— Given instruction —
Without the pictures, set down the records below word for word.

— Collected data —
=-=-=
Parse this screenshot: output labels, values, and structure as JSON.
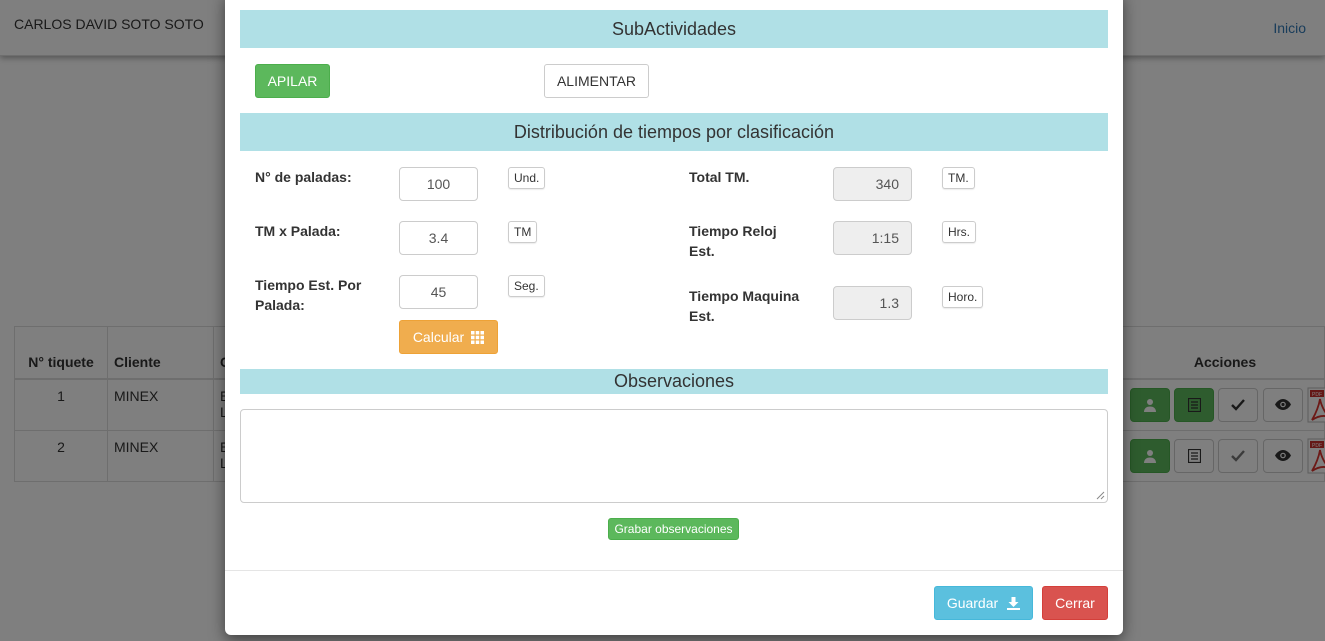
{
  "navbar": {
    "user": "CARLOS DAVID SOTO SOTO",
    "home_link": "Inicio"
  },
  "table": {
    "headers": [
      "N° tiquete",
      "Cliente",
      "C",
      "Acciones"
    ],
    "rows": [
      {
        "num": "1",
        "client": "MINEX",
        "col3_line1": "E",
        "col3_line2": "L"
      },
      {
        "num": "2",
        "client": "MINEX",
        "col3_line1": "E",
        "col3_line2": "L"
      }
    ]
  },
  "modal": {
    "subactividades_title": "SubActividades",
    "apilar_label": "APILAR",
    "alimentar_label": "ALIMENTAR",
    "distribucion_title": "Distribución de tiempos por clasificación",
    "left": {
      "paladas": {
        "label": "N° de paladas:",
        "value": "100",
        "unit": "Und."
      },
      "tm_palada": {
        "label": "TM x Palada:",
        "value": "3.4",
        "unit": "TM"
      },
      "tiempo_palada": {
        "label_line1": "Tiempo Est. Por",
        "label_line2": "Palada:",
        "value": "45",
        "unit": "Seg."
      }
    },
    "right": {
      "total_tm": {
        "label": "Total TM.",
        "value": "340",
        "unit": "TM."
      },
      "tiempo_reloj": {
        "label_line1": "Tiempo Reloj",
        "label_line2": "Est.",
        "value": "1:15",
        "unit": "Hrs."
      },
      "tiempo_maquina": {
        "label_line1": "Tiempo Maquina",
        "label_line2": "Est.",
        "value": "1.3",
        "unit": "Horo."
      }
    },
    "calcular_label": "Calcular",
    "observaciones_title": "Observaciones",
    "observaciones_value": "",
    "grabar_label": "Grabar observaciones",
    "guardar_label": "Guardar",
    "cerrar_label": "Cerrar"
  },
  "icons": {
    "calcular": "grid-icon",
    "guardar": "download-icon",
    "actions": [
      "user-icon",
      "list-icon",
      "check-icon",
      "eye-icon",
      "pdf-icon"
    ]
  },
  "colors": {
    "section_header": "#b0e0e6",
    "success": "#5cb85c",
    "warning": "#f0ad4e",
    "info": "#5bc0de",
    "danger": "#d9534f"
  }
}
=-=-=
— Completed task —
Parse this screenshot: output labels, values, and structure as JSON.
{
  "navbar": {
    "user": "CARLOS DAVID SOTO SOTO",
    "home_link": "Inicio"
  },
  "table": {
    "headers": [
      "N° tiquete",
      "Cliente",
      "C",
      "Acciones"
    ],
    "rows": [
      {
        "num": "1",
        "client": "MINEX",
        "col3_line1": "E",
        "col3_line2": "L"
      },
      {
        "num": "2",
        "client": "MINEX",
        "col3_line1": "E",
        "col3_line2": "L"
      }
    ]
  },
  "modal": {
    "subactividades_title": "SubActividades",
    "apilar_label": "APILAR",
    "alimentar_label": "ALIMENTAR",
    "distribucion_title": "Distribución de tiempos por clasificación",
    "left": {
      "paladas": {
        "label": "N° de paladas:",
        "value": "100",
        "unit": "Und."
      },
      "tm_palada": {
        "label": "TM x Palada:",
        "value": "3.4",
        "unit": "TM"
      },
      "tiempo_palada": {
        "label_line1": "Tiempo Est. Por",
        "label_line2": "Palada:",
        "value": "45",
        "unit": "Seg."
      }
    },
    "right": {
      "total_tm": {
        "label": "Total TM.",
        "value": "340",
        "unit": "TM."
      },
      "tiempo_reloj": {
        "label_line1": "Tiempo Reloj",
        "label_line2": "Est.",
        "value": "1:15",
        "unit": "Hrs."
      },
      "tiempo_maquina": {
        "label_line1": "Tiempo Maquina",
        "label_line2": "Est.",
        "value": "1.3",
        "unit": "Horo."
      }
    },
    "calcular_label": "Calcular",
    "observaciones_title": "Observaciones",
    "observaciones_value": "",
    "grabar_label": "Grabar observaciones",
    "guardar_label": "Guardar",
    "cerrar_label": "Cerrar"
  },
  "icons": {
    "calcular": "grid-icon",
    "guardar": "download-icon",
    "actions": [
      "user-icon",
      "list-icon",
      "check-icon",
      "eye-icon",
      "pdf-icon"
    ]
  },
  "colors": {
    "section_header": "#b0e0e6",
    "success": "#5cb85c",
    "warning": "#f0ad4e",
    "info": "#5bc0de",
    "danger": "#d9534f"
  }
}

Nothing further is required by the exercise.